__What you need to do__:
Determine how many lines contain the string "color". Respond with that number and nothing more.

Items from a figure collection
────────────────────────────────────────

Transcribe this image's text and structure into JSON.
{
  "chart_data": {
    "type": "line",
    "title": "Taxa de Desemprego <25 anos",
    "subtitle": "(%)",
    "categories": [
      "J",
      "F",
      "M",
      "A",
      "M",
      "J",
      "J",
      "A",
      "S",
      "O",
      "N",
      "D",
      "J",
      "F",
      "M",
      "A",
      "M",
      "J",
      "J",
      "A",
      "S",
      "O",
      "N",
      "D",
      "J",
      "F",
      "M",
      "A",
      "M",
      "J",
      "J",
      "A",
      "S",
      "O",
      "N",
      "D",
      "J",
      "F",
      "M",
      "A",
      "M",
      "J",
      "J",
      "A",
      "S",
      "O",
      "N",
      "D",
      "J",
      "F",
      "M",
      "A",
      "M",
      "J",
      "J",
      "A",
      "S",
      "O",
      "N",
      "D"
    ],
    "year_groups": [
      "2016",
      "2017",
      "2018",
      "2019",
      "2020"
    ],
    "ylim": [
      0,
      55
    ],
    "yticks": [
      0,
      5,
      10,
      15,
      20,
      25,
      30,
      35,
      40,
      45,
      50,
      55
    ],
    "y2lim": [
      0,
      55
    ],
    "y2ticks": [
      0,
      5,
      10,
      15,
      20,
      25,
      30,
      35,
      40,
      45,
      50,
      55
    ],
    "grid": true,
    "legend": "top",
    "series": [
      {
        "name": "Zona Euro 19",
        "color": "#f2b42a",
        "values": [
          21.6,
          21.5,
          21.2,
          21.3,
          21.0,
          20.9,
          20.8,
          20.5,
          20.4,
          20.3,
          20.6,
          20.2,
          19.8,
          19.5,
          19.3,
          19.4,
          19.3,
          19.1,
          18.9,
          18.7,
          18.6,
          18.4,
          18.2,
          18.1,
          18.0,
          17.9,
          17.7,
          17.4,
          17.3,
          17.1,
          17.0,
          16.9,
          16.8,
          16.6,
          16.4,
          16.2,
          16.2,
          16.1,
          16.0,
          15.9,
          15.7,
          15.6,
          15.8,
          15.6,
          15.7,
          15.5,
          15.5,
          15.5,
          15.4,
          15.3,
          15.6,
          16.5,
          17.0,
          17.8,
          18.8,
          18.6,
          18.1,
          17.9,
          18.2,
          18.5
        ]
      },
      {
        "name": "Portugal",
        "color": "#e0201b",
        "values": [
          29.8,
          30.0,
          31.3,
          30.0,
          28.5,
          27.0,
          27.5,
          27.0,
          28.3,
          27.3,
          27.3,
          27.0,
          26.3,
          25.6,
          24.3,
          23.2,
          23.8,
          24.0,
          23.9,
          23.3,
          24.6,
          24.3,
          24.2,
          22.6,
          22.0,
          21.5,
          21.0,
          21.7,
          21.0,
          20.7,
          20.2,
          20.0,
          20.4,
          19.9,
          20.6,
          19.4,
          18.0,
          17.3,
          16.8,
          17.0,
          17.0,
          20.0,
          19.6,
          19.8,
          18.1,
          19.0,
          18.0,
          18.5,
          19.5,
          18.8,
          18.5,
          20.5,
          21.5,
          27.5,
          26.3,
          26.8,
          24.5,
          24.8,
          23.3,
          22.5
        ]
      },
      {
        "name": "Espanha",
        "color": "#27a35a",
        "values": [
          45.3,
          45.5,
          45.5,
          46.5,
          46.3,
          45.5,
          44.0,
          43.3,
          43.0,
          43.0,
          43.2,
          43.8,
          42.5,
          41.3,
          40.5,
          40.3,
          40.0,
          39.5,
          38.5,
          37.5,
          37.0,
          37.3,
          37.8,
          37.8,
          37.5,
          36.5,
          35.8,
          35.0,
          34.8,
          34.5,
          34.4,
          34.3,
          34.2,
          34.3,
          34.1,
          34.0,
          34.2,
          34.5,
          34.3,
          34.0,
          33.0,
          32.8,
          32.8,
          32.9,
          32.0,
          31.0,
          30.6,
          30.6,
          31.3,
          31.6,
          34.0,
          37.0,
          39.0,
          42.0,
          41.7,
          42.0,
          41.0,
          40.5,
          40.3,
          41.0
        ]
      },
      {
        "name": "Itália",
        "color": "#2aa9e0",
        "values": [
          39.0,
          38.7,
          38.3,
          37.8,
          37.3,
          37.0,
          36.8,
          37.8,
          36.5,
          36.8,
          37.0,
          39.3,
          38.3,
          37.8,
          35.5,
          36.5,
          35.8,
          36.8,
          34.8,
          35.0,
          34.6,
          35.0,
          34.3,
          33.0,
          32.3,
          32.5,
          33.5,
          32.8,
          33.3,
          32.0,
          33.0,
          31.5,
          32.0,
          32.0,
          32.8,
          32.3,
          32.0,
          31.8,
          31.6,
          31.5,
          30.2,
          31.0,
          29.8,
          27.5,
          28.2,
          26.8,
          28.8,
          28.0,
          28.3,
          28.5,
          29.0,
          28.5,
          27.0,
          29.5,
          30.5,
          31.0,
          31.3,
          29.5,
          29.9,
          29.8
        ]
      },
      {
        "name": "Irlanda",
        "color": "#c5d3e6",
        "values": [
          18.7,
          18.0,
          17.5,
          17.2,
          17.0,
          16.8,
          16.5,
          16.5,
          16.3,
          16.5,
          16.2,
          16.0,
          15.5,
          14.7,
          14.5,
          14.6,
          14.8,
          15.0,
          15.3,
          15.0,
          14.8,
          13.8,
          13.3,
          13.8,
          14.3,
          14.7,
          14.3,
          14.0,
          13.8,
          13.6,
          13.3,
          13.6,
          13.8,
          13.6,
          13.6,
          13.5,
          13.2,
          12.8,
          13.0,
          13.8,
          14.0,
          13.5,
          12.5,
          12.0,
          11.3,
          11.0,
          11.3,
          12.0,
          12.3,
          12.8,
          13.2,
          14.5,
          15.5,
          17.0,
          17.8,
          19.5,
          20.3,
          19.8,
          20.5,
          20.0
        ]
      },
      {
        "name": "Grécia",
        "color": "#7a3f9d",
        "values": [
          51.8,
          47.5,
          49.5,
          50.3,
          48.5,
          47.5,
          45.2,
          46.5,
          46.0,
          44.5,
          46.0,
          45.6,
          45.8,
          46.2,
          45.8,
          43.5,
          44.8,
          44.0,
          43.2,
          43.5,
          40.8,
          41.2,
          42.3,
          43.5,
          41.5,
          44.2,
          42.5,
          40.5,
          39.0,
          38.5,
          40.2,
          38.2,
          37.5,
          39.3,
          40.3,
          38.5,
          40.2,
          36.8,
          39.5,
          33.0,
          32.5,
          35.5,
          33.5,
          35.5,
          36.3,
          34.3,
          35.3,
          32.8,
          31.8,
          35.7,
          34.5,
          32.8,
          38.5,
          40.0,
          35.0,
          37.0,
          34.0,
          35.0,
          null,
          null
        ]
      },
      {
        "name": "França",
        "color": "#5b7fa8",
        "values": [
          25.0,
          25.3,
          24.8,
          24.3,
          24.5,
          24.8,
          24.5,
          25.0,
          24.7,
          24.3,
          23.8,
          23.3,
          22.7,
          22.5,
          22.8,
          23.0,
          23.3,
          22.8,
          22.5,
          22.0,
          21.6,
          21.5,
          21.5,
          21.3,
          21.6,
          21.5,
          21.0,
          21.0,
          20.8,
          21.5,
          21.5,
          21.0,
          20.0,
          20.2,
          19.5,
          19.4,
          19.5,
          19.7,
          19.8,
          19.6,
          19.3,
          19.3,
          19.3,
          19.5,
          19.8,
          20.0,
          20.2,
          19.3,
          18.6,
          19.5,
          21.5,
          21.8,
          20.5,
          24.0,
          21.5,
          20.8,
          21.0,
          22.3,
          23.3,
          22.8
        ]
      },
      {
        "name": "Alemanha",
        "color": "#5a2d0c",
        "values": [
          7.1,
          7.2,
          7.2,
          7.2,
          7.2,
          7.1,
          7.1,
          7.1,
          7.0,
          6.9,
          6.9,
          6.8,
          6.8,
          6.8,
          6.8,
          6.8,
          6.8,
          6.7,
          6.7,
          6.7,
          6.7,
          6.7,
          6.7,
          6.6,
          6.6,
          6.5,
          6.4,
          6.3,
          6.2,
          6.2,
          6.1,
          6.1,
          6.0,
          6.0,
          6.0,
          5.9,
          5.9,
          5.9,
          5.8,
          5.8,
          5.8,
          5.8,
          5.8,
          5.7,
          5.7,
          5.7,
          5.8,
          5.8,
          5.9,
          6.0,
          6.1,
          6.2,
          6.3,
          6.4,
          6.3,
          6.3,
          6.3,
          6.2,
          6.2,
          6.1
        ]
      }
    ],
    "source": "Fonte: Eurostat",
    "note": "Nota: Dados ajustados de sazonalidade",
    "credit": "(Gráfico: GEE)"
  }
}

────────────────────────────────────────

__Solution to this task__:
8